Which lines contain the string "hate"? Please list every one of them.
--- Begin Record excerpts ---
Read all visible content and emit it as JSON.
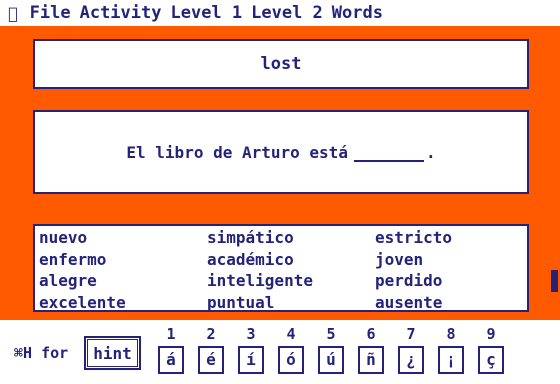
{
  "menu": {
    "apple_icon": "apple-icon",
    "items": [
      "File",
      "Activity",
      "Level 1",
      "Level 2",
      "Words"
    ]
  },
  "answer_box": {
    "text": "lost"
  },
  "sentence": {
    "before_blank": "El libro de Arturo está",
    "after_blank": "."
  },
  "word_bank": {
    "words": [
      "nuevo",
      "simpático",
      "estricto",
      "enfermo",
      "académico",
      "joven",
      "alegre",
      "inteligente",
      "perdido",
      "excelente",
      "puntual",
      "ausente"
    ]
  },
  "bottom": {
    "hint_prefix": "⌘H for",
    "hint_button": "hint",
    "keys": [
      {
        "num": "1",
        "char": "á"
      },
      {
        "num": "2",
        "char": "é"
      },
      {
        "num": "3",
        "char": "í"
      },
      {
        "num": "4",
        "char": "ó"
      },
      {
        "num": "5",
        "char": "ú"
      },
      {
        "num": "6",
        "char": "ñ"
      },
      {
        "num": "7",
        "char": "¿"
      },
      {
        "num": "8",
        "char": "¡"
      },
      {
        "num": "9",
        "char": "ç"
      }
    ]
  },
  "colors": {
    "background": "#ff5a00",
    "ink": "#24237a",
    "panel": "#ffffff"
  }
}
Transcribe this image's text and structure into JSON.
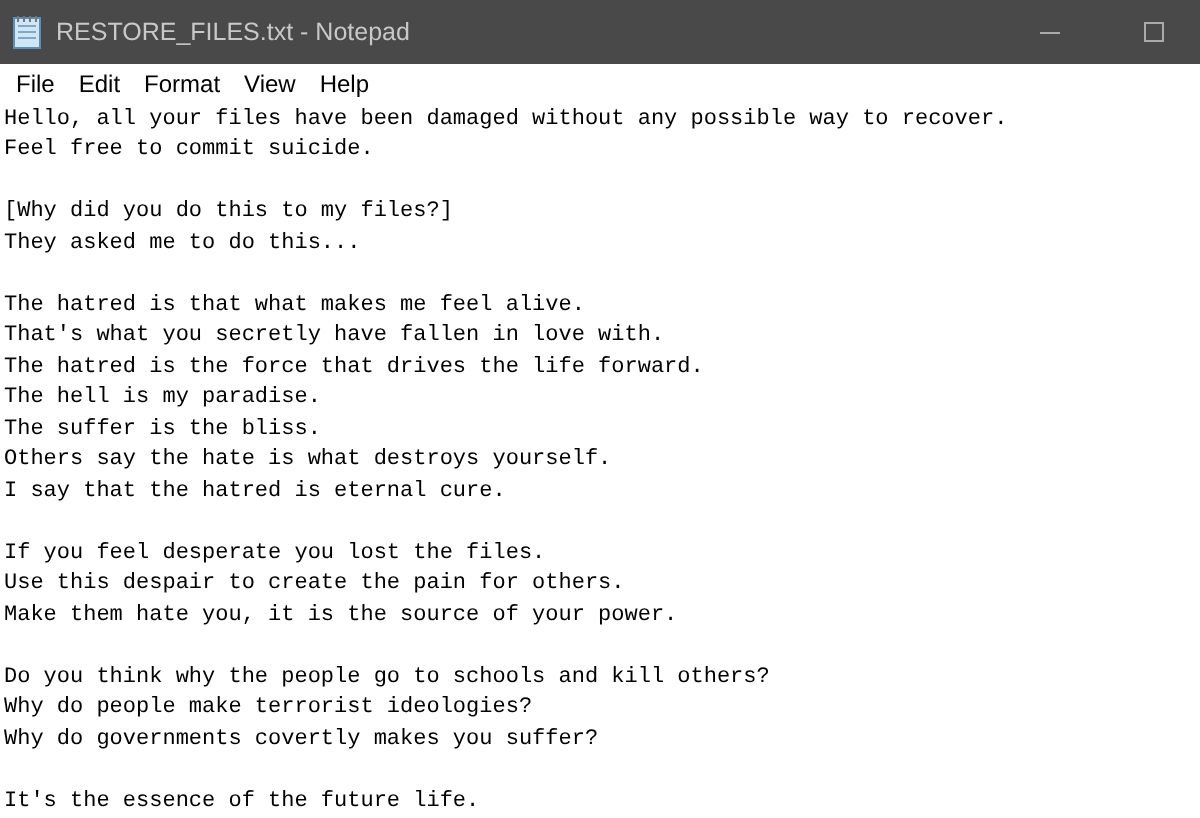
{
  "window": {
    "title": "RESTORE_FILES.txt - Notepad"
  },
  "menu": [
    "File",
    "Edit",
    "Format",
    "View",
    "Help"
  ],
  "paragraphs": [
    [
      "Hello, all your files have been damaged without any possible way to recover.",
      "Feel free to commit suicide."
    ],
    [
      "[Why did you do this to my files?]",
      "They asked me to do this..."
    ],
    [
      "The hatred is that what makes me feel alive.",
      "That's what you secretly have fallen in love with.",
      "The hatred is the force that drives the life forward.",
      "The hell is my paradise.",
      "The suffer is the bliss.",
      "Others say the hate is what destroys yourself.",
      "I say that the hatred is eternal cure."
    ],
    [
      "If you feel desperate you lost the files.",
      "Use this despair to create the pain for others.",
      "Make them hate you, it is the source of your power."
    ],
    [
      "Do you think why the people go to schools and kill others?",
      "Why do people make terrorist ideologies?",
      "Why do governments covertly makes you suffer?"
    ],
    [
      "It's the essence of the future life."
    ]
  ]
}
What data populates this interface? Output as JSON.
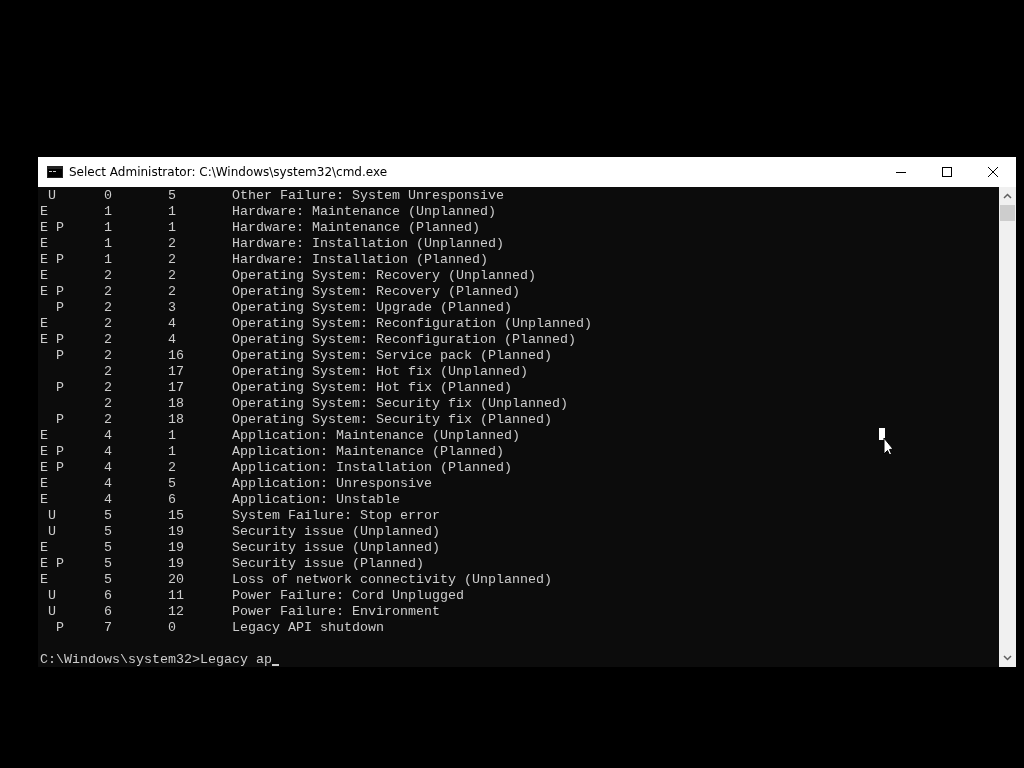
{
  "window": {
    "title": "Select Administrator: C:\\Windows\\system32\\cmd.exe"
  },
  "rows": [
    {
      "flags": " U",
      "major": "0",
      "minor": "5",
      "description": "Other Failure: System Unresponsive"
    },
    {
      "flags": "E",
      "major": "1",
      "minor": "1",
      "description": "Hardware: Maintenance (Unplanned)"
    },
    {
      "flags": "E P",
      "major": "1",
      "minor": "1",
      "description": "Hardware: Maintenance (Planned)"
    },
    {
      "flags": "E",
      "major": "1",
      "minor": "2",
      "description": "Hardware: Installation (Unplanned)"
    },
    {
      "flags": "E P",
      "major": "1",
      "minor": "2",
      "description": "Hardware: Installation (Planned)"
    },
    {
      "flags": "E",
      "major": "2",
      "minor": "2",
      "description": "Operating System: Recovery (Unplanned)"
    },
    {
      "flags": "E P",
      "major": "2",
      "minor": "2",
      "description": "Operating System: Recovery (Planned)"
    },
    {
      "flags": "  P",
      "major": "2",
      "minor": "3",
      "description": "Operating System: Upgrade (Planned)"
    },
    {
      "flags": "E",
      "major": "2",
      "minor": "4",
      "description": "Operating System: Reconfiguration (Unplanned)"
    },
    {
      "flags": "E P",
      "major": "2",
      "minor": "4",
      "description": "Operating System: Reconfiguration (Planned)"
    },
    {
      "flags": "  P",
      "major": "2",
      "minor": "16",
      "description": "Operating System: Service pack (Planned)"
    },
    {
      "major": "2",
      "minor": "17",
      "description": "Operating System: Hot fix (Unplanned)"
    },
    {
      "flags": "  P",
      "major": "2",
      "minor": "17",
      "description": "Operating System: Hot fix (Planned)"
    },
    {
      "major": "2",
      "minor": "18",
      "description": "Operating System: Security fix (Unplanned)"
    },
    {
      "flags": "  P",
      "major": "2",
      "minor": "18",
      "description": "Operating System: Security fix (Planned)"
    },
    {
      "flags": "E",
      "major": "4",
      "minor": "1",
      "description": "Application: Maintenance (Unplanned)"
    },
    {
      "flags": "E P",
      "major": "4",
      "minor": "1",
      "description": "Application: Maintenance (Planned)"
    },
    {
      "flags": "E P",
      "major": "4",
      "minor": "2",
      "description": "Application: Installation (Planned)"
    },
    {
      "flags": "E",
      "major": "4",
      "minor": "5",
      "description": "Application: Unresponsive"
    },
    {
      "flags": "E",
      "major": "4",
      "minor": "6",
      "description": "Application: Unstable"
    },
    {
      "flags": " U",
      "major": "5",
      "minor": "15",
      "description": "System Failure: Stop error"
    },
    {
      "flags": " U",
      "major": "5",
      "minor": "19",
      "description": "Security issue (Unplanned)"
    },
    {
      "flags": "E",
      "major": "5",
      "minor": "19",
      "description": "Security issue (Unplanned)"
    },
    {
      "flags": "E P",
      "major": "5",
      "minor": "19",
      "description": "Security issue (Planned)"
    },
    {
      "flags": "E",
      "major": "5",
      "minor": "20",
      "description": "Loss of network connectivity (Unplanned)"
    },
    {
      "flags": " U",
      "major": "6",
      "minor": "11",
      "description": "Power Failure: Cord Unplugged"
    },
    {
      "flags": " U",
      "major": "6",
      "minor": "12",
      "description": "Power Failure: Environment"
    },
    {
      "flags": "  P",
      "major": "7",
      "minor": "0",
      "description": "Legacy API shutdown"
    }
  ],
  "prompt": {
    "path": "C:\\Windows\\system32>",
    "input": "Legacy ap"
  }
}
--- End Record excerpts ---
Answer to this exercise>
      "Others say the hate is what destroys yourself.",
      "Make them hate you, it is the source of your power."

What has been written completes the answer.